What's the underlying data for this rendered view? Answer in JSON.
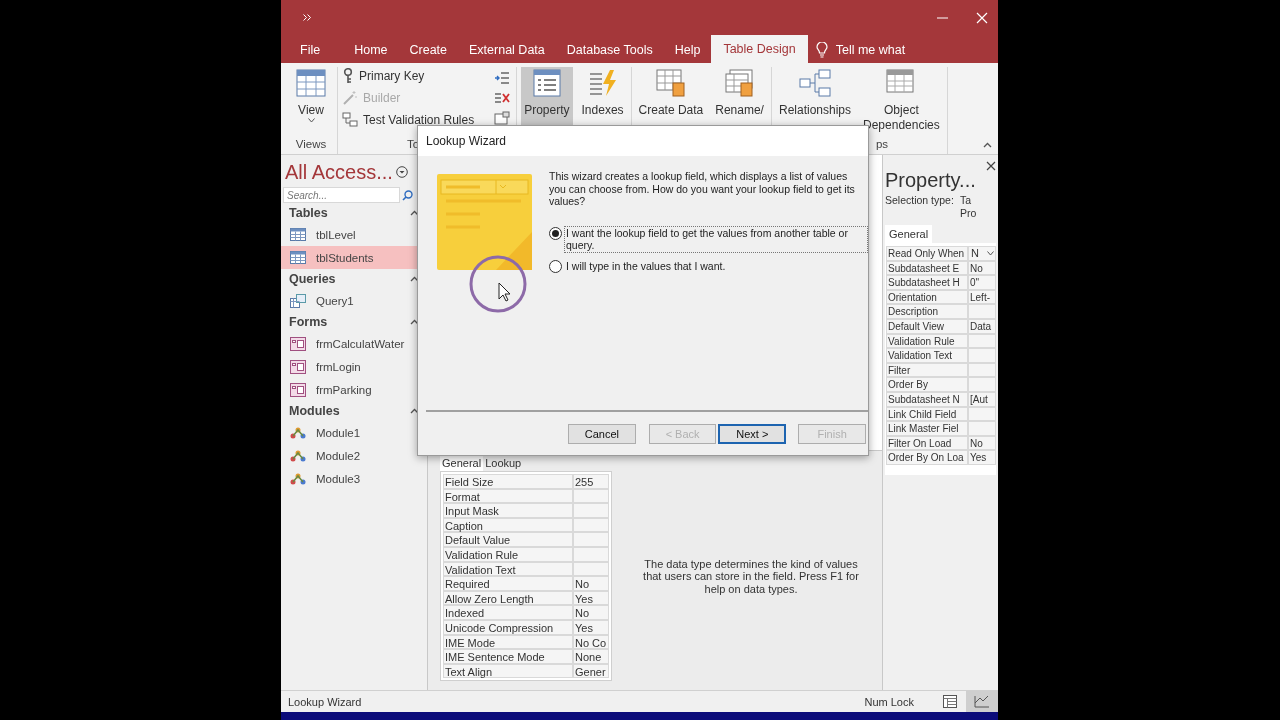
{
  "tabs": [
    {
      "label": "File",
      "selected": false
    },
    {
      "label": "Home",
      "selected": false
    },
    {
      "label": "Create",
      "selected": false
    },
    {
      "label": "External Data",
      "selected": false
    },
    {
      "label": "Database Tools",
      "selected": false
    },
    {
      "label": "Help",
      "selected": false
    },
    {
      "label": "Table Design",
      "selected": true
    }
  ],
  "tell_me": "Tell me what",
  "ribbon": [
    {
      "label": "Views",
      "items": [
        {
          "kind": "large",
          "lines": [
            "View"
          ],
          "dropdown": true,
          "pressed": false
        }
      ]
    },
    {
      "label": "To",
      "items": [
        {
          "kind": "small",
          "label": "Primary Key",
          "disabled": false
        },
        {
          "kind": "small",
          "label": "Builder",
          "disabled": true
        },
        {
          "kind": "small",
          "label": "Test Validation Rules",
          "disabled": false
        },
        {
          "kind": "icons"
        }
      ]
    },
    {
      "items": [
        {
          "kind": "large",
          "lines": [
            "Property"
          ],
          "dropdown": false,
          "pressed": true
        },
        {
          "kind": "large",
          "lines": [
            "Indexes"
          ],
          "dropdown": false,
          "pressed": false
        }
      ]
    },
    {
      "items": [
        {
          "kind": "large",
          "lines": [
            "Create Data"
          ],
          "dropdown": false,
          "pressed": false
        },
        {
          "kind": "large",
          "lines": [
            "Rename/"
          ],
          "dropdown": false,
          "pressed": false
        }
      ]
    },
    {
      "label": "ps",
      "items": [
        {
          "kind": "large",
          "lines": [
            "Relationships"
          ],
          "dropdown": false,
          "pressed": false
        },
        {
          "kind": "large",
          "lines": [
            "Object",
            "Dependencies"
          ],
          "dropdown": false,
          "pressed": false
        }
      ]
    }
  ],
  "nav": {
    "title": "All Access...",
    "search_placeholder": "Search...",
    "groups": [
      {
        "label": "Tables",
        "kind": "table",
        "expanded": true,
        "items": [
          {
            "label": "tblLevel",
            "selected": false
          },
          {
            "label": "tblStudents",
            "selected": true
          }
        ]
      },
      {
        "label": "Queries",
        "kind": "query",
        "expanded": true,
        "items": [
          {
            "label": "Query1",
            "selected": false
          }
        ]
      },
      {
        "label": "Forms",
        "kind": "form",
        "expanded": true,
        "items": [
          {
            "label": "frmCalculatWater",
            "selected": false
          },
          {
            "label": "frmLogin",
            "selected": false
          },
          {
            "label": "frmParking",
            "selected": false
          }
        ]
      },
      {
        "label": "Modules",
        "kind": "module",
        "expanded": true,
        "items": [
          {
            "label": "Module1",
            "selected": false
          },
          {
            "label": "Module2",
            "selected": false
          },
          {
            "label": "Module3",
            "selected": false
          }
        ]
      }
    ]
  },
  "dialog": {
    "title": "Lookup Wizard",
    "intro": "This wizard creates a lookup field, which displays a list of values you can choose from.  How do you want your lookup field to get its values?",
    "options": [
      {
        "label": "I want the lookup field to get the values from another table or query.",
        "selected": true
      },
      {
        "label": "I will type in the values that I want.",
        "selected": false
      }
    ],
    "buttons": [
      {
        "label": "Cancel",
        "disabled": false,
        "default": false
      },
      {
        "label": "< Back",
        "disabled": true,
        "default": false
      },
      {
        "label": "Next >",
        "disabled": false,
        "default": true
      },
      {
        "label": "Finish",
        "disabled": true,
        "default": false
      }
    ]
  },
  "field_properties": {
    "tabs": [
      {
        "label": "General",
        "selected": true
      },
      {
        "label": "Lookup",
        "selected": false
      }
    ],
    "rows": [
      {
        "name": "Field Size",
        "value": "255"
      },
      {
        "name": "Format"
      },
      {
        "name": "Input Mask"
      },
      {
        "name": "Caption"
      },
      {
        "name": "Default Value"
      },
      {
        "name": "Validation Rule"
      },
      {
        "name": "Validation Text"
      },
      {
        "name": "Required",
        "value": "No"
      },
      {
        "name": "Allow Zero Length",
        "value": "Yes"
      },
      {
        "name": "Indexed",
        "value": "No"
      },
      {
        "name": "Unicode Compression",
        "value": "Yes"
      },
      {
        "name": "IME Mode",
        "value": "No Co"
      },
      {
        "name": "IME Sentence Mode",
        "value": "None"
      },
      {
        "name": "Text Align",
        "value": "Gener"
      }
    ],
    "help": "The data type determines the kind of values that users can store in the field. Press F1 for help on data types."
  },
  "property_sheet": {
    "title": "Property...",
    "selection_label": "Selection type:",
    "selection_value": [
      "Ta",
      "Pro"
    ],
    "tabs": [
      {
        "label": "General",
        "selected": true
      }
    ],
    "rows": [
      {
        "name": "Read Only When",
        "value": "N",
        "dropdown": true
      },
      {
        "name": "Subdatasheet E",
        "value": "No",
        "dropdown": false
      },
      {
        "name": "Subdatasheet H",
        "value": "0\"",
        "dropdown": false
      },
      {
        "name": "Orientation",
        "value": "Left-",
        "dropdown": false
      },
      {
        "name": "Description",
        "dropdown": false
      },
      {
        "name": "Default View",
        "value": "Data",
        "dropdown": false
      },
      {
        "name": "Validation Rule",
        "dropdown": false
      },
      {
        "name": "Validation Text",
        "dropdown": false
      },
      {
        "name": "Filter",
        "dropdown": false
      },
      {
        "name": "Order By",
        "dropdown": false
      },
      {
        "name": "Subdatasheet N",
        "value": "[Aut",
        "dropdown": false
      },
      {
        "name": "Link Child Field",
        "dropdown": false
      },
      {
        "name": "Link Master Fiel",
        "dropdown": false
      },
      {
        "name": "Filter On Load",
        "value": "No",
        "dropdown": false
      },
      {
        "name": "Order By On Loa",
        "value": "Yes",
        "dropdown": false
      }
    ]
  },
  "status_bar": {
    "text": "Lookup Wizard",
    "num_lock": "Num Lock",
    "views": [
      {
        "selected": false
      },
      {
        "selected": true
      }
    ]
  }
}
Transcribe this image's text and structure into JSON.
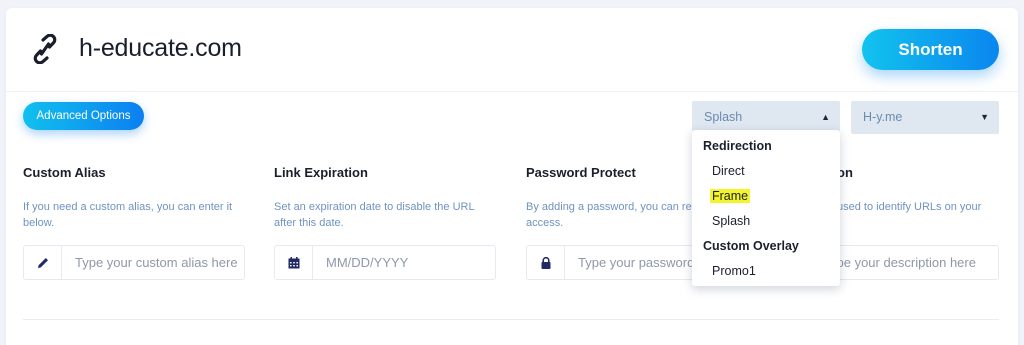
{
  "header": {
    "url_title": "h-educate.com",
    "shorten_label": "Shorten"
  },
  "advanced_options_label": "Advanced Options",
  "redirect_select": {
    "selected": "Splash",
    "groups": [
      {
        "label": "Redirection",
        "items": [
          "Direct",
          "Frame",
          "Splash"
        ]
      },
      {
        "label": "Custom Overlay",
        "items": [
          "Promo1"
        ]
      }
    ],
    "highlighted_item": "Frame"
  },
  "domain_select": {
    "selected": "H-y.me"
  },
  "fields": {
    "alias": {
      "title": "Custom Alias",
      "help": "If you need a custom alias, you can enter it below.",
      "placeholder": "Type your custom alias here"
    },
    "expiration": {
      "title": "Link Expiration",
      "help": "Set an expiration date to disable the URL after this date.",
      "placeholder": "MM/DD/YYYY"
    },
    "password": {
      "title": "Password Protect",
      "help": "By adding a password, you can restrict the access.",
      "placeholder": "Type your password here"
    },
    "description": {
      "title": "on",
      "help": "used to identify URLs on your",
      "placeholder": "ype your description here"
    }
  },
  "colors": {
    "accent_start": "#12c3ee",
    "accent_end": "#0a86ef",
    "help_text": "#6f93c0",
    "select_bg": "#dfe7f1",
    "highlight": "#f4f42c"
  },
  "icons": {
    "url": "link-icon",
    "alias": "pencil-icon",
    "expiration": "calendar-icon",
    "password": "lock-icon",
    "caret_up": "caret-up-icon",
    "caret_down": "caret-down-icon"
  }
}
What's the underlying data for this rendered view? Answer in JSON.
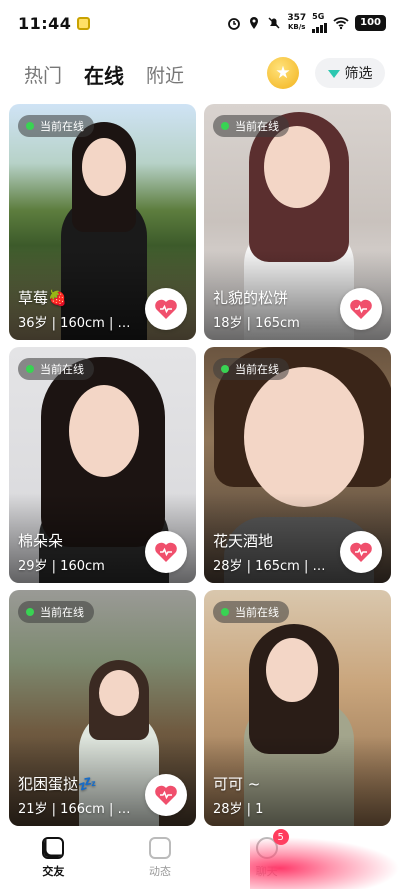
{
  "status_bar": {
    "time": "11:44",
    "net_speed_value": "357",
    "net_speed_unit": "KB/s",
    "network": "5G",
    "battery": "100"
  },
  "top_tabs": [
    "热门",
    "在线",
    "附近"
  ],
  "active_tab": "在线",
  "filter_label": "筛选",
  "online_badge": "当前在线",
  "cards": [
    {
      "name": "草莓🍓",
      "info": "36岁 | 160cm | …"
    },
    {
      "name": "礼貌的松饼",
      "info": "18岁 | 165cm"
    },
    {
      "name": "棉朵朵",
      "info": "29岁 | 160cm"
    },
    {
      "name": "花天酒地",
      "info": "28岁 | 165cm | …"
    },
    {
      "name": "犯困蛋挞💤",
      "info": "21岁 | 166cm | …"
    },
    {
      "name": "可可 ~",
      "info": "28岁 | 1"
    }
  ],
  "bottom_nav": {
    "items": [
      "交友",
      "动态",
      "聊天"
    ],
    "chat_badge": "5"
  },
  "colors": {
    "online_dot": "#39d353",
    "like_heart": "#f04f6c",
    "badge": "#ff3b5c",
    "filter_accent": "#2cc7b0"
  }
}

**********

What needs to be done: Return from the data every line that holds "caret".

Response:
    "caret_up": "caret-up-icon",
    "caret_down": "caret-down-icon"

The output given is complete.